L’âme double et ses intrications


« Mani ».

Le prophète persan Mani affirma qu’il était le « sceau des prophètes », cinq siècles avant le prophète Muḥammad, qui reprit l’idée. Mani voulut fonder un nouveau syncrétisme, un mélange de zoroastrisme et de bouddhisme hellénisé. Le manichéisme eut son heure de gloire, et les idées manichéennes se répandirent jusqu’en Chine. Saint Augustin, qui fut manichéen pendant un temps, témoigna de son expansion géographique autour de la Méditerranée, et de son emprise sur les esprits. Aujourd’hui encore, le manichéisme et le combat sempiternel entre le Bien et le Mal, ont une influence certaine, théologique et politique, quoique sous d’autres appellations, comme la guerre contre « l’Axe du Mal ».

Les premiers Chrétiens ne se percevaient plus comme Juifs ou Gentils. Ils se voyaient, en théorie du moins, comme une « troisième sorte » d’hommes (« triton genos », « tertium genus »), des « trans-humains » en quelque sorte. Ils promouvaient une nouvelle sagesse, une « sagesse barbare », — scandaleuse pour les Juifs, folle pour les Grecs, allant bien au-delà de la Loi juive et de la philosophie grecque. On ne peut nier qu’il y avait là un souffle nouveau. Les Juifs se séparaient des Goyim. Les Grecs se distinguaient des Barbares. Pour la première fois dans l’histoire du monde, une assemblée d’hommes de toutes les nationalités se considérait comme « une nation issue des nations », ainsi que le formula Aphrahat, au 4ème siècle ; ils se voulaient une nation non terrestre mais spirituelle, une « âme » dans le corps du monde.

A la même époque, des mouvements religieux contraires, et même antagonistes au dernier degré, voyaient aussi le jour. Les Esséniens, par exemple, allaient dans un sens opposé à cette aspiration à l’universalisme religieux. Un texte trouvé à Qumran, près de la mer Morte, prône la haine contre tous ceux qui ne sont pas membres de la secte essénienne, insistant d’ailleurs sur l’importance de garder secrète cette « haine ». Le membre de la secte essénienne « doit cacher l’enseignement de la Loi aux hommes de fausseté (anshei ha-’arel), mais il doit annoncer la vraie connaissance et le jugement droit à ceux qui ont choisi la voie. (…) Haine éternelle dans un esprit de secret pour les hommes de perdition ! (sin’at ‘olam ‘im anshei shahat be-ruah hasher) »i .

● **DONNÉES FOURNIES**:

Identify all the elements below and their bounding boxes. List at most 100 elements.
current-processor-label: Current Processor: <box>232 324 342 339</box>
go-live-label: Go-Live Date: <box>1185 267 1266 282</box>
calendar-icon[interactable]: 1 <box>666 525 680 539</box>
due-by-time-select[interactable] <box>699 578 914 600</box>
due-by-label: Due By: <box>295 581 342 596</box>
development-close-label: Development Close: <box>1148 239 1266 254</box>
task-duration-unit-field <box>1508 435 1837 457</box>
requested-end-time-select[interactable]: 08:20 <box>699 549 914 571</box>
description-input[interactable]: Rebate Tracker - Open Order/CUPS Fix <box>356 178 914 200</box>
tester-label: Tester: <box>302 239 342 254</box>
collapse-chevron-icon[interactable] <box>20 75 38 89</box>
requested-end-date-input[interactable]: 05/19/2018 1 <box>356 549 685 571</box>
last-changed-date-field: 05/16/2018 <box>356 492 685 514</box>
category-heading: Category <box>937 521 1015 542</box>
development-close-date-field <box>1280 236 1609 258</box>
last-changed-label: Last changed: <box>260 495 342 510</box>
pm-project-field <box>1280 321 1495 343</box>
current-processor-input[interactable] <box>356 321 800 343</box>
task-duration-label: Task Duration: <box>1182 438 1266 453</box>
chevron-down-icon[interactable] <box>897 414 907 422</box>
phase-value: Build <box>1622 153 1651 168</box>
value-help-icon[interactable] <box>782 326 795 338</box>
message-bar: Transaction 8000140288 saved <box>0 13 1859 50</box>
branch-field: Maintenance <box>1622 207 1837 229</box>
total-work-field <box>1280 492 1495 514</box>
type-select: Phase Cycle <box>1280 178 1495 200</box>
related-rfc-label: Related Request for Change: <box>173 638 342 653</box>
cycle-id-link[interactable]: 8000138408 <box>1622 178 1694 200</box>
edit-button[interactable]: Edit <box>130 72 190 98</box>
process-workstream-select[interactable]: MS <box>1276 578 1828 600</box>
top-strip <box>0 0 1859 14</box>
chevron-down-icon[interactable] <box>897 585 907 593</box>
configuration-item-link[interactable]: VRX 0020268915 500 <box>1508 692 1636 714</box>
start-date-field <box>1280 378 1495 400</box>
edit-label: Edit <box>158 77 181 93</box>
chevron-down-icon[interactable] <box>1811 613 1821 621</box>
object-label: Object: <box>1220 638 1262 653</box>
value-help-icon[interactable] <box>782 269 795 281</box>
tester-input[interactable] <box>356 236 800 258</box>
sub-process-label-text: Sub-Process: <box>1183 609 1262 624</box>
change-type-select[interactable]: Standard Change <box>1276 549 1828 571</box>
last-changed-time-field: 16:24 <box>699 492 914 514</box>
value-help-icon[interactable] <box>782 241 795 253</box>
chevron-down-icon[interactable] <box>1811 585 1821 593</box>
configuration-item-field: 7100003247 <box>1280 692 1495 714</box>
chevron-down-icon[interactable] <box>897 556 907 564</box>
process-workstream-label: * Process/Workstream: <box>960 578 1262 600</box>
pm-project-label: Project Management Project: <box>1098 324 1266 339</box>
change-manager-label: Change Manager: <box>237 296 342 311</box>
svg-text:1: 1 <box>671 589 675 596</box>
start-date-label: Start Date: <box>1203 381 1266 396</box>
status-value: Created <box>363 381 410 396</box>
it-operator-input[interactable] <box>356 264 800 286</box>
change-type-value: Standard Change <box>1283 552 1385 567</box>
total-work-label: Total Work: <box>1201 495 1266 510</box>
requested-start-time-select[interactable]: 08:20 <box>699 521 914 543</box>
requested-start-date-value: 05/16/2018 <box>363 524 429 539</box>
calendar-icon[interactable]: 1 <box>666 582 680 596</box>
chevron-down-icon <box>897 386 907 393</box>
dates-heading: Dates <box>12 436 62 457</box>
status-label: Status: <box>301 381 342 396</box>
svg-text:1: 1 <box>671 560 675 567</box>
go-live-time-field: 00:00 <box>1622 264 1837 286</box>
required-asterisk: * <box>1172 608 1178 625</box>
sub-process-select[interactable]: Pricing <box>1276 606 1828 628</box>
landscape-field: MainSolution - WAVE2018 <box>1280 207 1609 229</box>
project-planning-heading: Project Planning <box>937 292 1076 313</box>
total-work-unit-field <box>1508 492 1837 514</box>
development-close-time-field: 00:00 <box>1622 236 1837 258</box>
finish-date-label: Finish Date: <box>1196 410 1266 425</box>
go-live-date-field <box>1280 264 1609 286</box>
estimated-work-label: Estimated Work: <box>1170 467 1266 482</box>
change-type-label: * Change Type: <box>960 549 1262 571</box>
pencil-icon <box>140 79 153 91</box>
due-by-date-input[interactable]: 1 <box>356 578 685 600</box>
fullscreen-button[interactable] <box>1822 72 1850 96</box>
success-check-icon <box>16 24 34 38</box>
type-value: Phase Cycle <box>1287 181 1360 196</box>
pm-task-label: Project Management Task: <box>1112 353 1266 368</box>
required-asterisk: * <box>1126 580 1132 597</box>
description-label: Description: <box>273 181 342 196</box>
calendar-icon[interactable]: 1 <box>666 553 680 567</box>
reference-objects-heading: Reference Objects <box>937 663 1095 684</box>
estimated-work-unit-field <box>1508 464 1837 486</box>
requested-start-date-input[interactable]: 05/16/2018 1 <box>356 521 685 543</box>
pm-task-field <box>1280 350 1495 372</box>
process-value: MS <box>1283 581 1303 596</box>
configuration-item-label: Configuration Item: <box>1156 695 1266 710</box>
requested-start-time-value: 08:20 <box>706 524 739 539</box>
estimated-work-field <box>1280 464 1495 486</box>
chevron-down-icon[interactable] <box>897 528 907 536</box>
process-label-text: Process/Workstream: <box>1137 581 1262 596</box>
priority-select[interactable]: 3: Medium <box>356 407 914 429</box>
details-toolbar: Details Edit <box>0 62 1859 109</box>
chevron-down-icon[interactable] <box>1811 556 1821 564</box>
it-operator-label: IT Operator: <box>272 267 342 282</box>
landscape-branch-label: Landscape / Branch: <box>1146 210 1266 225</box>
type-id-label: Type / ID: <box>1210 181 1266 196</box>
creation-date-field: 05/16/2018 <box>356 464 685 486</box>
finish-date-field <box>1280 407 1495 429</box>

● **VOS CONSIGNES**:
Poursuivez l’extrait sur Mani et les Esséniens à partir de sa dernière phrase. Les lignes n’ont aucun lien avec l’extrait sur Mani et les Esséniens.

● **CORRIGÉ DE L’EXERCICE**:
G. Stroumsa commente : « La conduite pacifique des Esséniens vis-à-vis du monde environnant apparaît maintenant n’avoir été qu’un masque cachant une théologie belliqueuse. »ii

Cette attitude silencieusement aggressive est fort répandue dans le monde religieux. On la retrouve par exemple, dans la taqqiya des Shi’ites.

L’idée de « guerre sainte » faisait aussi partie de l’eschatologie essénienne, comme en témoigne le « rouleau de la guerre » (War Scroll, 1QM), conservé à Jérusalem, qui est aussi connu comme le rouleau de « la Guerre des Fils de la Lumière contre les Fils de l’Obscur ».

Philon d’Alexandrie, pétri de culture grecque, considérait déjà que les Esséniens avaient une « philosophie barbare », mais « qu’ils étaient en un sens, les Brahmanes des Juifs, une élite parmi l’élite. »

Cléarque de Soles, philosophe péripatéticien du 4ème siècle av. J.-C., disciple d’Aristote, avait aussi émis l’opinion que les Juifs descendaient des Brahmanes, et que leur sagesse était un « héritage légitime » de l’Inde. Cette idée se répandit largement, et fut apparemment acceptée par les Juifs de cette époque, ainsi qu’en témoigne le fait que Philon d’Alexandrieiii et Flavius Josèpheiv y font référence, comme une idée allant de soi.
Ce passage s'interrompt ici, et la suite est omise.